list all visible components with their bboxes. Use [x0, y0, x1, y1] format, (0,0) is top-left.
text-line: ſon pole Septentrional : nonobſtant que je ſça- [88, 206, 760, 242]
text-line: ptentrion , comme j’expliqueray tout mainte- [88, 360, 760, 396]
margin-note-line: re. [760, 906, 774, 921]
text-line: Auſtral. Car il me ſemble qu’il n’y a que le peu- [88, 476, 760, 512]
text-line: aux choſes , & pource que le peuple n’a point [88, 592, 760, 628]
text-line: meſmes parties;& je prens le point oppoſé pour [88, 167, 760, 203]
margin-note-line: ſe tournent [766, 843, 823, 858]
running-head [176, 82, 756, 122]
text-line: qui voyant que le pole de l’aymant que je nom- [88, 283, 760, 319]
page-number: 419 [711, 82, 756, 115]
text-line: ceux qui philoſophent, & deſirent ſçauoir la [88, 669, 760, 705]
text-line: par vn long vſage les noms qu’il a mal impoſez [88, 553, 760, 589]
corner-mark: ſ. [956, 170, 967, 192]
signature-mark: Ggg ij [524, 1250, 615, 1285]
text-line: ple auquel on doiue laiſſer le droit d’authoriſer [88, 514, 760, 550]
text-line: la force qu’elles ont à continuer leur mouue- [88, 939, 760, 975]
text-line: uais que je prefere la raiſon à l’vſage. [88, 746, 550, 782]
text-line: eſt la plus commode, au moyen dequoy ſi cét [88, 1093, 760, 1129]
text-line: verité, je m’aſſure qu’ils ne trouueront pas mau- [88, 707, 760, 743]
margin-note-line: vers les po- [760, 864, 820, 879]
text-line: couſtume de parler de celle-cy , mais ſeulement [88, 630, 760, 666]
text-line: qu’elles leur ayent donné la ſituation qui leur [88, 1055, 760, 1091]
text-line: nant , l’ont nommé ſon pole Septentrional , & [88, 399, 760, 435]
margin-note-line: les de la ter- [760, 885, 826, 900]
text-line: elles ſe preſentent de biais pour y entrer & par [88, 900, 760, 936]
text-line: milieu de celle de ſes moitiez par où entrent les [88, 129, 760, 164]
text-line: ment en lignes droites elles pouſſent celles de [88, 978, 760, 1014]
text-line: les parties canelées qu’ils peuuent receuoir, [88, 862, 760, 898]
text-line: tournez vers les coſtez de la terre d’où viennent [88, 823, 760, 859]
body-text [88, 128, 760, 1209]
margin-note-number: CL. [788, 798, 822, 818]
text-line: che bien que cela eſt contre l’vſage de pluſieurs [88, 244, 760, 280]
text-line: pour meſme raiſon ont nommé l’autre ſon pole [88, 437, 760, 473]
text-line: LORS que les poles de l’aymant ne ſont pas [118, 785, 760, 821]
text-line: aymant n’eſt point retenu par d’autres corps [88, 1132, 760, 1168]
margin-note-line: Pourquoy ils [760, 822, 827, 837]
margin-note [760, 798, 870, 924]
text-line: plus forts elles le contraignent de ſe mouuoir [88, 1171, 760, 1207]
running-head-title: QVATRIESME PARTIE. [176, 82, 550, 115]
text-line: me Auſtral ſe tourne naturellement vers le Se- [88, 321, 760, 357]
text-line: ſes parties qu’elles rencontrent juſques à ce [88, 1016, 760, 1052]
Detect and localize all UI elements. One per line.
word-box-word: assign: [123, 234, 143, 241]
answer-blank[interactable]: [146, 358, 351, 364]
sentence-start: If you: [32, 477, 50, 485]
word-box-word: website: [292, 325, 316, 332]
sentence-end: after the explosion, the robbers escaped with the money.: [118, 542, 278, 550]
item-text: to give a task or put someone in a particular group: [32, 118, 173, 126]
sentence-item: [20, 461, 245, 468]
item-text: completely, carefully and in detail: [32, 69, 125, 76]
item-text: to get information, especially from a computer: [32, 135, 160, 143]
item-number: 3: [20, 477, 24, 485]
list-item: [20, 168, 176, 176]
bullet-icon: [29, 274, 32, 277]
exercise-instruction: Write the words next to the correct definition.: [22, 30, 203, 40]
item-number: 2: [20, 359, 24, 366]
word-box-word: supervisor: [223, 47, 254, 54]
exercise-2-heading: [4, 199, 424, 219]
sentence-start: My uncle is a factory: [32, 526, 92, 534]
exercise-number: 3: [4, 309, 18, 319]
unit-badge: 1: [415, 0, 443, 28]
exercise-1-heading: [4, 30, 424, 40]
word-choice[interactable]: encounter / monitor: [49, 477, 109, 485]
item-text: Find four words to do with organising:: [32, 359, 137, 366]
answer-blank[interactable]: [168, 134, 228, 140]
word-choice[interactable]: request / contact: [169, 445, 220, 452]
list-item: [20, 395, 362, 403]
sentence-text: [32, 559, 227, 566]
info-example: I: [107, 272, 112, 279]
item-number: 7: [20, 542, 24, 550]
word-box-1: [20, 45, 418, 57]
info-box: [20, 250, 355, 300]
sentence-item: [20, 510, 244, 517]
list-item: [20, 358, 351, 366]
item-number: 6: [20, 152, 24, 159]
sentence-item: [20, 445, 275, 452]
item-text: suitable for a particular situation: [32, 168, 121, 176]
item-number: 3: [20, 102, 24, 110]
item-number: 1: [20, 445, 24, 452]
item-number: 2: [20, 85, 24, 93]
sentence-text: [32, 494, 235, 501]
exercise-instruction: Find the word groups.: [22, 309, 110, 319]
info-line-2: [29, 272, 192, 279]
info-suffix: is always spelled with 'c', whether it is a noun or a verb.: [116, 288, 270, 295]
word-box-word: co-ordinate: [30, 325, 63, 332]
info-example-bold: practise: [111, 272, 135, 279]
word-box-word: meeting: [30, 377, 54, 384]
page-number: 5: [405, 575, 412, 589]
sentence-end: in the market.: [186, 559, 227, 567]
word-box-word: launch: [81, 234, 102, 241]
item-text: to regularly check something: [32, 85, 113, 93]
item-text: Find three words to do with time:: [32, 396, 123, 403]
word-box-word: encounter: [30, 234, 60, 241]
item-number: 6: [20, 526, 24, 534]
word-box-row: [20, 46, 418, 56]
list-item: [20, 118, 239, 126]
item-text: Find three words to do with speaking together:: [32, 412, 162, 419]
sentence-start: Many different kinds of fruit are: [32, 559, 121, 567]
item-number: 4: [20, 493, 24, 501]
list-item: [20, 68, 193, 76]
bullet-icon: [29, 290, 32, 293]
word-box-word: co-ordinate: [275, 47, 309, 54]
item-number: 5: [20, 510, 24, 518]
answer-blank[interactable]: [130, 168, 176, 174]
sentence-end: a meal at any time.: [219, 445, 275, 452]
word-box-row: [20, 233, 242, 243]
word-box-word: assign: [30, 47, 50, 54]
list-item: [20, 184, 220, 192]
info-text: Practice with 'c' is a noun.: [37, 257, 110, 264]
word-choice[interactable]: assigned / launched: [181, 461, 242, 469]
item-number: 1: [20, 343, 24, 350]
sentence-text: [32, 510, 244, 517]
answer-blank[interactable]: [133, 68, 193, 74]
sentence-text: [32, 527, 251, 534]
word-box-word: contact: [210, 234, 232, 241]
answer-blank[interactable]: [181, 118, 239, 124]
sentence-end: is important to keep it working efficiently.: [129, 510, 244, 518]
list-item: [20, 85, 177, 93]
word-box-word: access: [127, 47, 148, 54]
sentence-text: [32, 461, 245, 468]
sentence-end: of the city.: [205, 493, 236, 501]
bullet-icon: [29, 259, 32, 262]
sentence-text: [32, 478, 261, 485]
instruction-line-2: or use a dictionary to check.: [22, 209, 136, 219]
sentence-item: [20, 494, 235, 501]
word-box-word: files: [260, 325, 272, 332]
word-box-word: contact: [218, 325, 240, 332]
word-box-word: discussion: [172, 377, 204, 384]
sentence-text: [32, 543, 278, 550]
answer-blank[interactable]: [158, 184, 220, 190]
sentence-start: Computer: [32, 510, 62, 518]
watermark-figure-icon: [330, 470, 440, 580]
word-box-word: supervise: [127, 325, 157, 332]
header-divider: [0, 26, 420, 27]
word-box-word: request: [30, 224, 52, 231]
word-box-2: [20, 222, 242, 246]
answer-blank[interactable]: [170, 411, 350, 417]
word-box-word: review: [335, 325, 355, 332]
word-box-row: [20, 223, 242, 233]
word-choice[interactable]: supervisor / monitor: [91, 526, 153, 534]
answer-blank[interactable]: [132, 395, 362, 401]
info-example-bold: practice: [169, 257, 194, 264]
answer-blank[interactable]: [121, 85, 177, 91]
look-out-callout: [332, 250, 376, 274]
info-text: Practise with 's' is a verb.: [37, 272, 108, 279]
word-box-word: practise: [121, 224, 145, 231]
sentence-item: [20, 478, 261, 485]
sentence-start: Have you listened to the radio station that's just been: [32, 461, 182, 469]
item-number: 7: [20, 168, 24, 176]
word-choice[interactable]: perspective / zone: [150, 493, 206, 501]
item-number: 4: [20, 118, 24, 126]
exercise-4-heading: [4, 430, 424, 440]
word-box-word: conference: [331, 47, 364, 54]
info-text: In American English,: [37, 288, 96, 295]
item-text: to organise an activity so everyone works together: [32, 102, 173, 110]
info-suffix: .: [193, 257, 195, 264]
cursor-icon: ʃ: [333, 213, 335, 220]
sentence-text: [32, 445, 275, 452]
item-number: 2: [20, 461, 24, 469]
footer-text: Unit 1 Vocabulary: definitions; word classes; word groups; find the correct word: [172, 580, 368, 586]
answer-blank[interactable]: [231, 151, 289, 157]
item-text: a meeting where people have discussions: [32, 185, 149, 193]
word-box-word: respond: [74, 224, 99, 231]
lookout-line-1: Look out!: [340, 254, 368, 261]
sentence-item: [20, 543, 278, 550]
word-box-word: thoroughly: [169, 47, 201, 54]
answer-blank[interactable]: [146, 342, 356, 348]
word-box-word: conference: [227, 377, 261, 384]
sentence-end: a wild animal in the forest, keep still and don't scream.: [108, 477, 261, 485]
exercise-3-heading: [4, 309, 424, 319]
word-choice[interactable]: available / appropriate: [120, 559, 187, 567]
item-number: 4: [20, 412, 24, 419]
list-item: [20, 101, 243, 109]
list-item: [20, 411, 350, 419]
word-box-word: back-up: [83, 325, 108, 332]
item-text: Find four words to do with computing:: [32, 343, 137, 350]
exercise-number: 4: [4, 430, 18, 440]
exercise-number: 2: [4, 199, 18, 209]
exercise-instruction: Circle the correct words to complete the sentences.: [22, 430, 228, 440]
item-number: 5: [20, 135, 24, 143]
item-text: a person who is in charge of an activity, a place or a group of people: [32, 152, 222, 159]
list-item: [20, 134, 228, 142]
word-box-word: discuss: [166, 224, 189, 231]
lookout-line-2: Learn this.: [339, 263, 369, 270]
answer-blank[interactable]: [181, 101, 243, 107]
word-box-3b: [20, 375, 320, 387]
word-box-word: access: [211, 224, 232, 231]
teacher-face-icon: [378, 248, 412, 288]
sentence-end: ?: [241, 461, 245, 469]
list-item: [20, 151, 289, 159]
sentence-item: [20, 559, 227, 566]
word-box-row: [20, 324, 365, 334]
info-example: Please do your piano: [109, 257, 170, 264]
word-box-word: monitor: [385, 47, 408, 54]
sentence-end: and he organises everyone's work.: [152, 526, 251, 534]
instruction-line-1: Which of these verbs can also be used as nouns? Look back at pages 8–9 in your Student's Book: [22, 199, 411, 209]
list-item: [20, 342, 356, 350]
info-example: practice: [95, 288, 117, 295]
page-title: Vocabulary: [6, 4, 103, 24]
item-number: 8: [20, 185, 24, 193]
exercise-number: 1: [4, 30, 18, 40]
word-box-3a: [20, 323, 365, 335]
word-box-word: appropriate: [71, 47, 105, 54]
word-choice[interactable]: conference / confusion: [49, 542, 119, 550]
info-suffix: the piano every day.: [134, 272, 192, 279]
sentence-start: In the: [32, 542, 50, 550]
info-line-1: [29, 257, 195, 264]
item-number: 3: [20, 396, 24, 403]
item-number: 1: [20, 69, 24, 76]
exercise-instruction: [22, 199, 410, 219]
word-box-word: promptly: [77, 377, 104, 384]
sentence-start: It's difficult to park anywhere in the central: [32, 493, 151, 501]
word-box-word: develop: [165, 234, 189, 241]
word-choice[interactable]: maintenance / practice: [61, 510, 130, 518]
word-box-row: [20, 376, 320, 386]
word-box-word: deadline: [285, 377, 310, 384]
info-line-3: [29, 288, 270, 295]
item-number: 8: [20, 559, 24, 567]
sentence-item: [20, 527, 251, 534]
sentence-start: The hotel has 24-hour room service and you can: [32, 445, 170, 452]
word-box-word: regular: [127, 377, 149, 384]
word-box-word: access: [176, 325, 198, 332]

· · · · · · ·

WHAT YOU WILL DO: Reproduce word for word the lines from the beginning of the entries up to and including the line that contains "text-line: Auſtral. Car".

EXERCISE SOLUTION:
list all visible components with their bboxes. Use [x0, y0, x1, y1] format, (0,0) is top-left.
text-line: ſon pole Septentrional : nonobſtant que je ſça- [88, 206, 760, 242]
text-line: ptentrion , comme j’expliqueray tout mainte- [88, 360, 760, 396]
margin-note-line: re. [760, 906, 774, 921]
text-line: Auſtral. Car il me ſemble qu’il n’y a que le peu- [88, 476, 760, 512]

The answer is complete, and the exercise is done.